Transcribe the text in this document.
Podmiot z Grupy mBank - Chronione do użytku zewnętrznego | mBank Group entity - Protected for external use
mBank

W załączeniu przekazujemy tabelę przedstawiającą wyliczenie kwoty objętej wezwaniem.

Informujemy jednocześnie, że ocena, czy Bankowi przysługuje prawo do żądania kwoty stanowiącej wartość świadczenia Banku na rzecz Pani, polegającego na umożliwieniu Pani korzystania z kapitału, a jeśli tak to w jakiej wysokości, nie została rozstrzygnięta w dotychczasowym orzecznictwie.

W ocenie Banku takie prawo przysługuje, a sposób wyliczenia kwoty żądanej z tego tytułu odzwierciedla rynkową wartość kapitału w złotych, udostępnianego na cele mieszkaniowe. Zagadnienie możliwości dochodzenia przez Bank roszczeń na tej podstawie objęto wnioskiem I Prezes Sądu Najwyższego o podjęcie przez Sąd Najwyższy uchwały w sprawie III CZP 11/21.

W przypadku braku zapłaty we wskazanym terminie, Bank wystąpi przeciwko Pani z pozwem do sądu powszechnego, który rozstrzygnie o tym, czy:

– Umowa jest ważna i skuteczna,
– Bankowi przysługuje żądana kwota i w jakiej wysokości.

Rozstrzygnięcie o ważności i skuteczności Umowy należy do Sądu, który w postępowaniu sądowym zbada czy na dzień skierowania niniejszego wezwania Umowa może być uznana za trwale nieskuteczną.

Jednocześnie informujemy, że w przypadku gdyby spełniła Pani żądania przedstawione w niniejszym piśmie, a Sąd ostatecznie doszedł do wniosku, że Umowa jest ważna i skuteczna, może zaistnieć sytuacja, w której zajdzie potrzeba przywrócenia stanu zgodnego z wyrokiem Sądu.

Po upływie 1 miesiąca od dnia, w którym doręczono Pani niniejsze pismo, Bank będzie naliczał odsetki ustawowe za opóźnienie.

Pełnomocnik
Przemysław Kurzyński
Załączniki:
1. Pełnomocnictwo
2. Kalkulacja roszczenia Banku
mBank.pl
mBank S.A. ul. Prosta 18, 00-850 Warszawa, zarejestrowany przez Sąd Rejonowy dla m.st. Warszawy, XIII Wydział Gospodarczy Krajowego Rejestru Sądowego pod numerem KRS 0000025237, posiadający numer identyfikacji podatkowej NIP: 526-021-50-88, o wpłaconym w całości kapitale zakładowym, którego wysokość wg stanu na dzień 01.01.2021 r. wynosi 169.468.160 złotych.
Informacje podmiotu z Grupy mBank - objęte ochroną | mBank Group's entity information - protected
******
Return all of the above records exactly, leaving no line out.

Transcribe the text in this document.
Podmiot z Grupy mBank - Chronione do użytku zewnętrznego | mBank Group entity - Protected for external use
mBank

W załączeniu przekazujemy tabelę przedstawiającą wyliczenie kwoty objętej wezwaniem.

Informujemy jednocześnie, że ocena, czy Bankowi przysługuje prawo do żądania kwoty stanowiącej wartość świadczenia Banku na rzecz Pani, polegającego na umożliwieniu Pani korzystania z kapitału, a jeśli tak to w jakiej wysokości, nie została rozstrzygnięta w dotychczasowym orzecznictwie.

W ocenie Banku takie prawo przysługuje, a sposób wyliczenia kwoty żądanej z tego tytułu odzwierciedla rynkową wartość kapitału w złotych, udostępnianego na cele mieszkaniowe. Zagadnienie możliwości dochodzenia przez Bank roszczeń na tej podstawie objęto wnioskiem I Prezes Sądu Najwyższego o podjęcie przez Sąd Najwyższy uchwały w sprawie III CZP 11/21.

W przypadku braku zapłaty we wskazanym terminie, Bank wystąpi przeciwko Pani z pozwem do sądu powszechnego, który rozstrzygnie o tym, czy:

– Umowa jest ważna i skuteczna,
– Bankowi przysługuje żądana kwota i w jakiej wysokości.

Rozstrzygnięcie o ważności i skuteczności Umowy należy do Sądu, który w postępowaniu sądowym zbada czy na dzień skierowania niniejszego wezwania Umowa może być uznana za trwale nieskuteczną.

Jednocześnie informujemy, że w przypadku gdyby spełniła Pani żądania przedstawione w niniejszym piśmie, a Sąd ostatecznie doszedł do wniosku, że Umowa jest ważna i skuteczna, może zaistnieć sytuacja, w której zajdzie potrzeba przywrócenia stanu zgodnego z wyrokiem Sądu.

Po upływie 1 miesiąca od dnia, w którym doręczono Pani niniejsze pismo, Bank będzie naliczał odsetki ustawowe za opóźnienie.

Pełnomocnik
Przemysław Kurzyński
Załączniki:
1. Pełnomocnictwo
2. Kalkulacja roszczenia Banku
mBank.pl
mBank S.A. ul. Prosta 18, 00-850 Warszawa, zarejestrowany przez Sąd Rejonowy dla m.st. Warszawy, XIII Wydział Gospodarczy Krajowego Rejestru Sądowego pod numerem KRS 0000025237, posiadający numer identyfikacji podatkowej NIP: 526-021-50-88, o wpłaconym w całości kapitale zakładowym, którego wysokość wg stanu na dzień 01.01.2021 r. wynosi 169.468.160 złotych.
Informacje podmiotu z Grupy mBank - objęte ochroną | mBank Group's entity information - protected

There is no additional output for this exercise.